#### Aim of the exercise
Determine how many lines in the records hold "JSON", then give that number by itself.

---------- Data for review

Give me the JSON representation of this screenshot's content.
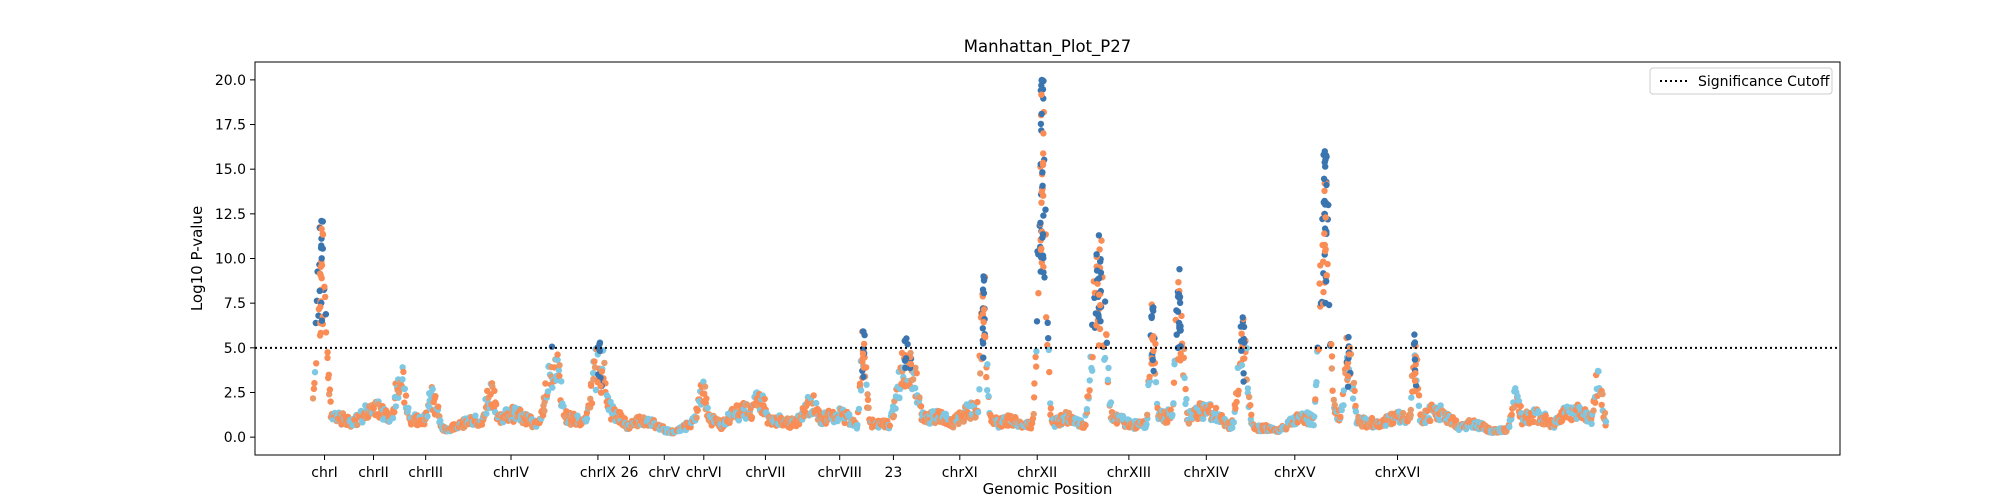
{
  "chart_data": {
    "type": "scatter",
    "title": "Manhattan_Plot_P27",
    "xlabel": "Genomic Position",
    "ylabel": "Log10 P-value",
    "ylim": [
      -1.0,
      21.0
    ],
    "xlim": [
      -3.0,
      1000.0
    ],
    "yticks": [
      "0.0",
      "2.5",
      "5.0",
      "7.5",
      "10.0",
      "12.5",
      "15.0",
      "17.5",
      "20.0"
    ],
    "significance_cutoff": 5.0,
    "legend": {
      "position": "top-right",
      "entries": [
        "Significance Cutoff"
      ]
    },
    "grid": false,
    "colors": {
      "sig": "#3a75b0",
      "sky": "#7ec8e3",
      "orange": "#fa8c55",
      "tan": "#e89a6a",
      "line": "#000000"
    },
    "chromosomes": [
      {
        "label": "chrI",
        "x": 41
      },
      {
        "label": "chrII",
        "x": 72
      },
      {
        "label": "chrIII",
        "x": 105
      },
      {
        "label": "chrIV",
        "x": 159
      },
      {
        "label": "chrIX",
        "x": 214
      },
      {
        "label": "26",
        "x": 234
      },
      {
        "label": "chrV",
        "x": 256
      },
      {
        "label": "chrVI",
        "x": 281
      },
      {
        "label": "chrVII",
        "x": 320
      },
      {
        "label": "chrVIII",
        "x": 367
      },
      {
        "label": "23",
        "x": 401
      },
      {
        "label": "chrXI",
        "x": 443
      },
      {
        "label": "chrXII",
        "x": 492
      },
      {
        "label": "chrXIII",
        "x": 550
      },
      {
        "label": "chrXIV",
        "x": 599
      },
      {
        "label": "chrXV",
        "x": 655
      },
      {
        "label": "chrXVI",
        "x": 720
      }
    ],
    "peaks": [
      {
        "x": 39,
        "width": 3,
        "height": 12.1
      },
      {
        "x": 75,
        "width": 2,
        "height": 0.8
      },
      {
        "x": 89,
        "width": 4,
        "height": 3.8
      },
      {
        "x": 109,
        "width": 4,
        "height": 2.6
      },
      {
        "x": 146,
        "width": 4,
        "height": 2.9
      },
      {
        "x": 186,
        "width": 5,
        "height": 4.9
      },
      {
        "x": 215,
        "width": 5,
        "height": 5.2
      },
      {
        "x": 280,
        "width": 3,
        "height": 3.2
      },
      {
        "x": 316,
        "width": 5,
        "height": 2.5
      },
      {
        "x": 349,
        "width": 6,
        "height": 2.2
      },
      {
        "x": 382,
        "width": 2,
        "height": 5.9
      },
      {
        "x": 410,
        "width": 6,
        "height": 5.2
      },
      {
        "x": 458,
        "width": 2,
        "height": 9.0
      },
      {
        "x": 495,
        "width": 2.5,
        "height": 20.0
      },
      {
        "x": 531,
        "width": 4,
        "height": 11.3
      },
      {
        "x": 565,
        "width": 2,
        "height": 7.2
      },
      {
        "x": 582,
        "width": 2.5,
        "height": 9.4
      },
      {
        "x": 622,
        "width": 3,
        "height": 6.7
      },
      {
        "x": 674,
        "width": 3,
        "height": 16.0
      },
      {
        "x": 689,
        "width": 3,
        "height": 5.6
      },
      {
        "x": 731,
        "width": 2,
        "height": 5.3
      },
      {
        "x": 795,
        "width": 3,
        "height": 2.6
      },
      {
        "x": 847,
        "width": 3,
        "height": 3.6
      }
    ],
    "points_count": 2200
  }
}
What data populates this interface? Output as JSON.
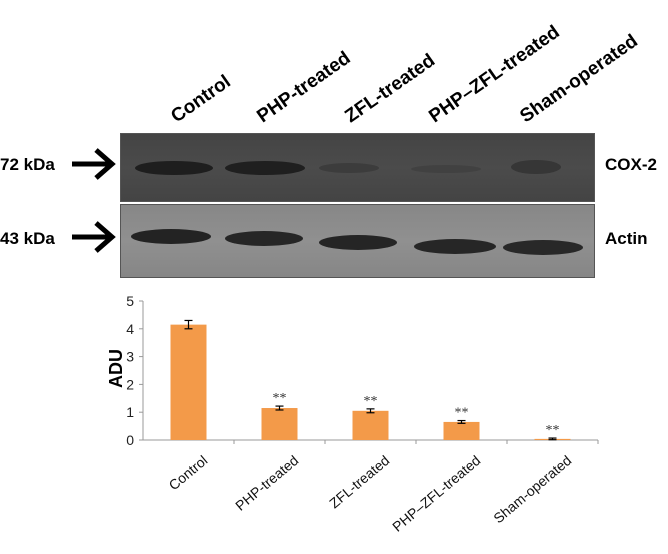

--------------------

#### Response to the exercise
2